BEGIN DATA SHOWN

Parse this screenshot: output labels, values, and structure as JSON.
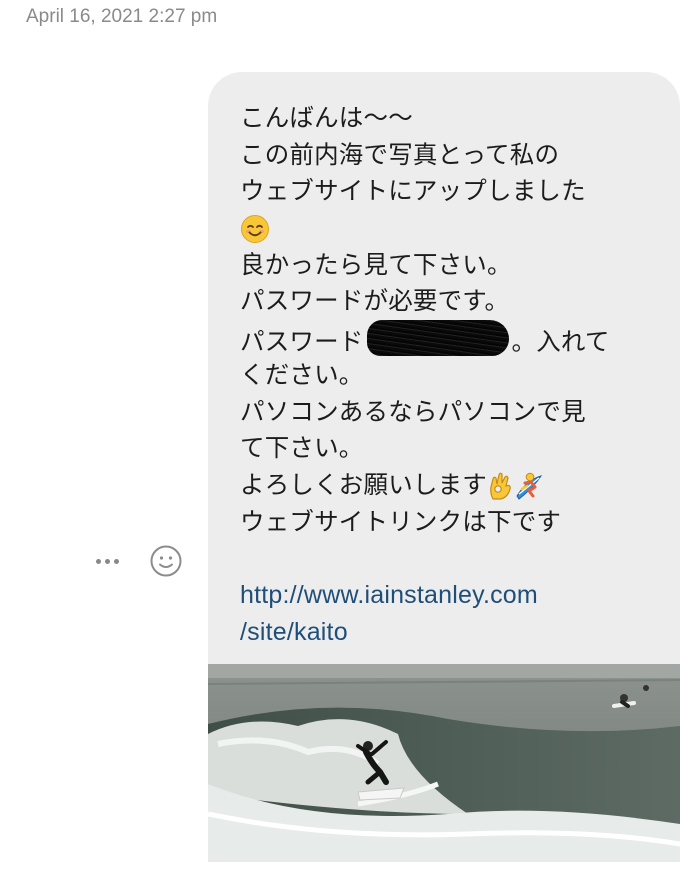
{
  "conversation": {
    "timestamp": "April 16, 2021 2:27 pm"
  },
  "message": {
    "lines": [
      "こんばんは〜〜",
      "この前内海で写真とって私の",
      "ウェブサイトにアップしました",
      "",
      "良かったら見て下さい。",
      "パスワードが必要です。",
      "パスワード",
      "。入れて",
      "ください。",
      "パソコンあるならパソコンで見",
      "て下さい。",
      "よろしくお願いします",
      "ウェブサイトリンクは下です"
    ],
    "emojis": [
      "smiling-face-emoji",
      "ok-hand-emoji",
      "surfer-emoji"
    ],
    "link_line1": "http://www.iainstanley.com",
    "link_line2": "/site/kaito",
    "attachment": "surf-photo"
  },
  "actions": {
    "icons": [
      "more-options-icon",
      "react-emoji-icon"
    ]
  }
}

END DATA SHOWN

* [TASK DIRECTIONS]:
Produce an exact copy of each line of data, skipping embedded images.

* [FINAL RESULT]:
Parse this screenshot: output labels, values, and structure as JSON.
{
  "conversation": {
    "timestamp": "April 16, 2021 2:27 pm"
  },
  "message": {
    "lines": [
      "こんばんは〜〜",
      "この前内海で写真とって私の",
      "ウェブサイトにアップしました",
      "",
      "良かったら見て下さい。",
      "パスワードが必要です。",
      "パスワード",
      "。入れて",
      "ください。",
      "パソコンあるならパソコンで見",
      "て下さい。",
      "よろしくお願いします",
      "ウェブサイトリンクは下です"
    ],
    "emojis": [
      "smiling-face-emoji",
      "ok-hand-emoji",
      "surfer-emoji"
    ],
    "link_line1": "http://www.iainstanley.com",
    "link_line2": "/site/kaito",
    "attachment": "surf-photo"
  },
  "actions": {
    "icons": [
      "more-options-icon",
      "react-emoji-icon"
    ]
  }
}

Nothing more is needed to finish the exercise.